** Start **

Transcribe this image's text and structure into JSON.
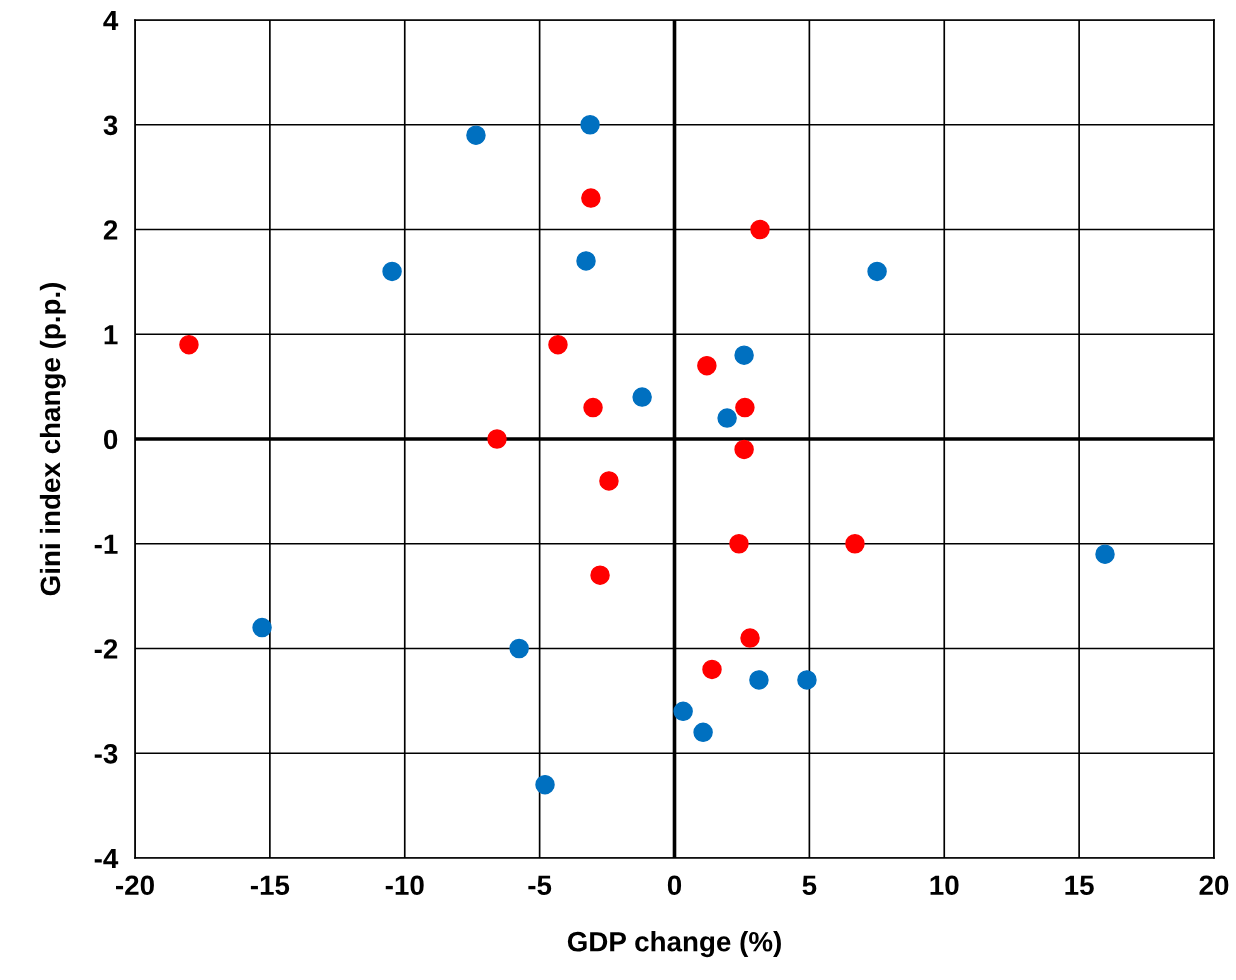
{
  "chart_data": {
    "type": "scatter",
    "xlabel": "GDP change (%)",
    "ylabel": "Gini index change (p.p.)",
    "xlim": [
      -20,
      20
    ],
    "xticks": [
      -20,
      -15,
      -10,
      -5,
      0,
      5,
      10,
      15,
      20
    ],
    "ylim": [
      -4,
      4
    ],
    "yticks": [
      -4,
      -3,
      -2,
      -1,
      0,
      1,
      2,
      3,
      4
    ],
    "grid": true,
    "marker": "circle",
    "series": [
      {
        "color": "#0070c0",
        "x": [
          -7.36,
          -3.13,
          -10.47,
          -3.28,
          7.51,
          2.58,
          -1.2,
          1.95,
          15.96,
          -15.29,
          -5.76,
          3.13,
          4.91,
          0.32,
          1.06,
          -4.8
        ],
        "values": [
          2.9,
          3.0,
          1.6,
          1.7,
          1.6,
          0.8,
          0.4,
          0.2,
          -1.1,
          -1.8,
          -2.0,
          -2.3,
          -2.3,
          -2.6,
          -2.8,
          -3.3
        ]
      },
      {
        "color": "#ff0000",
        "x": [
          -18.0,
          -3.1,
          3.17,
          -4.32,
          1.2,
          -3.02,
          2.61,
          -6.58,
          2.58,
          -2.43,
          2.39,
          6.69,
          -2.76,
          2.8,
          1.39
        ],
        "values": [
          0.9,
          2.3,
          2.0,
          0.9,
          0.7,
          0.3,
          0.3,
          0.0,
          -0.1,
          -0.4,
          -1.0,
          -1.0,
          -1.3,
          -1.9,
          -2.2
        ]
      }
    ]
  }
}
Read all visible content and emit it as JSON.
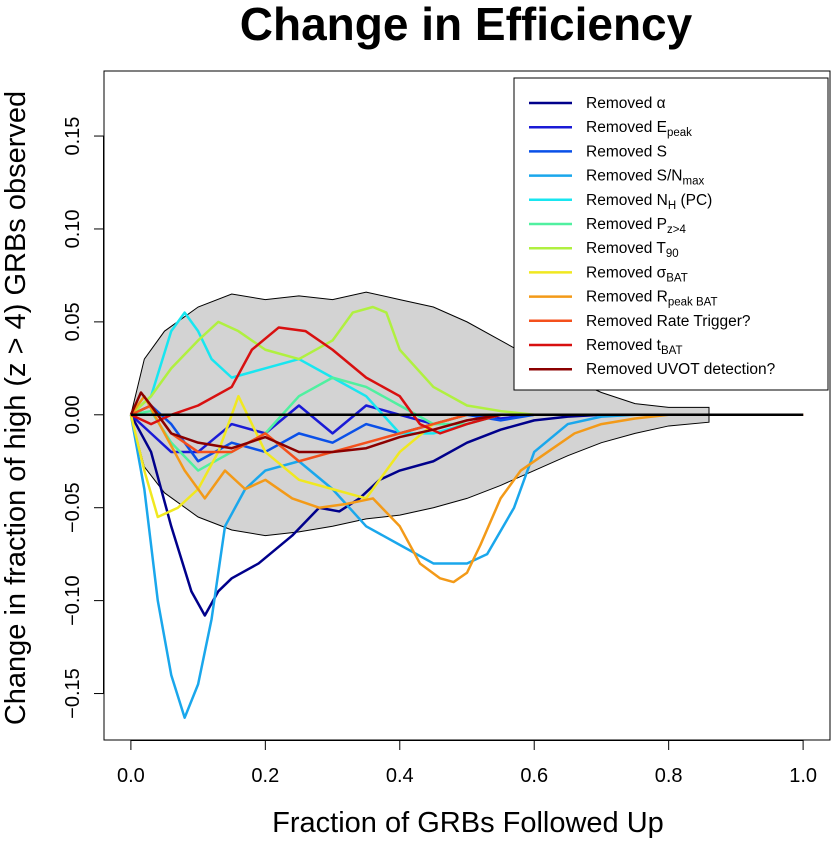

** End **

Which lines above contain the word "JSON"? Copy each of them.

Transcribe this image's text and structure into JSON.
Read all visible content and emit it as JSON.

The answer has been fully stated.